**SET PROBLEM**
Recast every line of the items below as a Markdown table with two columns, Row and Text. Number each row, and leave out blank lines.

**DATASET**
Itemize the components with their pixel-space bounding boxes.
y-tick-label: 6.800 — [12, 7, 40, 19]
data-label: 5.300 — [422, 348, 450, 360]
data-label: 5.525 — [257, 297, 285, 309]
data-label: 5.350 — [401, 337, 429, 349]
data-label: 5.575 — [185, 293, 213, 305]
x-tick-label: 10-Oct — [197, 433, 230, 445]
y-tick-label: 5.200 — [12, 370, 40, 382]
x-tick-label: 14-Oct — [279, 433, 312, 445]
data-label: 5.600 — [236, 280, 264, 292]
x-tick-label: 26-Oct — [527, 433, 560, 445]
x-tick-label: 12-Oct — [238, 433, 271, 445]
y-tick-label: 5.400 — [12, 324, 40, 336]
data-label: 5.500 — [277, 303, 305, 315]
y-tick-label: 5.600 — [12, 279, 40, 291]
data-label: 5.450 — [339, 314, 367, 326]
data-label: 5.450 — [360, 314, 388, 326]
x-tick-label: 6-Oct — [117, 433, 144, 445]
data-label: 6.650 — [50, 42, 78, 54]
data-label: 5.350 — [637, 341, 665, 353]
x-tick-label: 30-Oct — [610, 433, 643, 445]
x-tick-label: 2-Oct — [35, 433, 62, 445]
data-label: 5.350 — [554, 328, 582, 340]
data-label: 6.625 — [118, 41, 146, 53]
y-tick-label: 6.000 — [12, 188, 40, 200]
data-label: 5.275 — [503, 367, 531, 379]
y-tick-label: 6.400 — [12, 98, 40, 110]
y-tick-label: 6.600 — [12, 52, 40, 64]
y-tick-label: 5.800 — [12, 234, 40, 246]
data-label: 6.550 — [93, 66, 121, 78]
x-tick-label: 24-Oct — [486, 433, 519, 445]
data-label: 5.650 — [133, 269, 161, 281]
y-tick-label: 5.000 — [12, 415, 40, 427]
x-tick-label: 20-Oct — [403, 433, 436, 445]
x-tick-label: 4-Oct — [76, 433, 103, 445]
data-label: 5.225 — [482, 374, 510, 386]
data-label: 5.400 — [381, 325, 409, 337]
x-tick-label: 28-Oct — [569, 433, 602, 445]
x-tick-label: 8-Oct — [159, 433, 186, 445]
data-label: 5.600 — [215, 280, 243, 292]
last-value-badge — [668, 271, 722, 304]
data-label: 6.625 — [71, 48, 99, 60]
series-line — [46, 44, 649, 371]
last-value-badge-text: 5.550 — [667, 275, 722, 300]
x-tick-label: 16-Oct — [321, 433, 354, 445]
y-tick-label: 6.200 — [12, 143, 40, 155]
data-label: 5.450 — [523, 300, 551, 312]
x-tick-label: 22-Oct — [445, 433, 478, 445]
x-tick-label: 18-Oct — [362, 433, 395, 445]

**FINISHED EXERCISE**
| Row | Text |
|---|---|
| 1 | Itemize the components with their pixel-space bounding boxes. |
| 2 | y-tick-label: 6.800 — [12, 7, 40, 19] |
| 3 | data-label: 5.300 — [422, 348, 450, 360] |
| 4 | data-label: 5.525 — [257, 297, 285, 309] |
| 5 | data-label: 5.350 — [401, 337, 429, 349] |
| 6 | data-label: 5.575 — [185, 293, 213, 305] |
| 7 | x-tick-label: 10-Oct — [197, 433, 230, 445] |
| 8 | y-tick-label: 5.200 — [12, 370, 40, 382] |
| 9 | x-tick-label: 14-Oct — [279, 433, 312, 445] |
| 10 | data-label: 5.600 — [236, 280, 264, 292] |
| 11 | x-tick-label: 26-Oct — [527, 433, 560, 445] |
| 12 | x-tick-label: 12-Oct — [238, 433, 271, 445] |
| 13 | y-tick-label: 5.400 — [12, 324, 40, 336] |
| 14 | data-label: 5.500 — [277, 303, 305, 315] |
| 15 | y-tick-label: 5.600 — [12, 279, 40, 291] |
| 16 | data-label: 5.450 — [339, 314, 367, 326] |
| 17 | data-label: 5.450 — [360, 314, 388, 326] |
| 18 | x-tick-label: 6-Oct — [117, 433, 144, 445] |
| 19 | data-label: 6.650 — [50, 42, 78, 54] |
| 20 | data-label: 5.350 — [637, 341, 665, 353] |
| 21 | x-tick-label: 30-Oct — [610, 433, 643, 445] |
| 22 | x-tick-label: 2-Oct — [35, 433, 62, 445] |
| 23 | data-label: 5.350 — [554, 328, 582, 340] |
| 24 | data-label: 6.625 — [118, 41, 146, 53] |
| 25 | y-tick-label: 6.000 — [12, 188, 40, 200] |
| 26 | data-label: 5.275 — [503, 367, 531, 379] |
| 27 | y-tick-label: 6.400 — [12, 98, 40, 110] |
| 28 | y-tick-label: 6.600 — [12, 52, 40, 64] |
| 29 | y-tick-label: 5.800 — [12, 234, 40, 246] |
| 30 | data-label: 6.550 — [93, 66, 121, 78] |
| 31 | x-tick-label: 24-Oct — [486, 433, 519, 445] |
| 32 | data-label: 5.650 — [133, 269, 161, 281] |
| 33 | y-tick-label: 5.000 — [12, 415, 40, 427] |
| 34 | x-tick-label: 20-Oct — [403, 433, 436, 445] |
| 35 | x-tick-label: 4-Oct — [76, 433, 103, 445] |
| 36 | data-label: 5.225 — [482, 374, 510, 386] |
| 37 | data-label: 5.400 — [381, 325, 409, 337] |
| 38 | x-tick-label: 28-Oct — [569, 433, 602, 445] |
| 39 | x-tick-label: 8-Oct — [159, 433, 186, 445] |
| 40 | data-label: 5.600 — [215, 280, 243, 292] |
| 41 | last-value-badge — [668, 271, 722, 304] |
| 42 | data-label: 6.625 — [71, 48, 99, 60] |
| 43 | series-line — [46, 44, 649, 371] |
| 44 | last-value-badge-text: 5.550 — [667, 275, 722, 300] |
| 45 | x-tick-label: 16-Oct — [321, 433, 354, 445] |
| 46 | y-tick-label: 6.200 — [12, 143, 40, 155] |
| 47 | data-label: 5.450 — [523, 300, 551, 312] |
| 48 | x-tick-label: 22-Oct — [445, 433, 478, 445] |
| 49 | x-tick-label: 18-Oct — [362, 433, 395, 445] |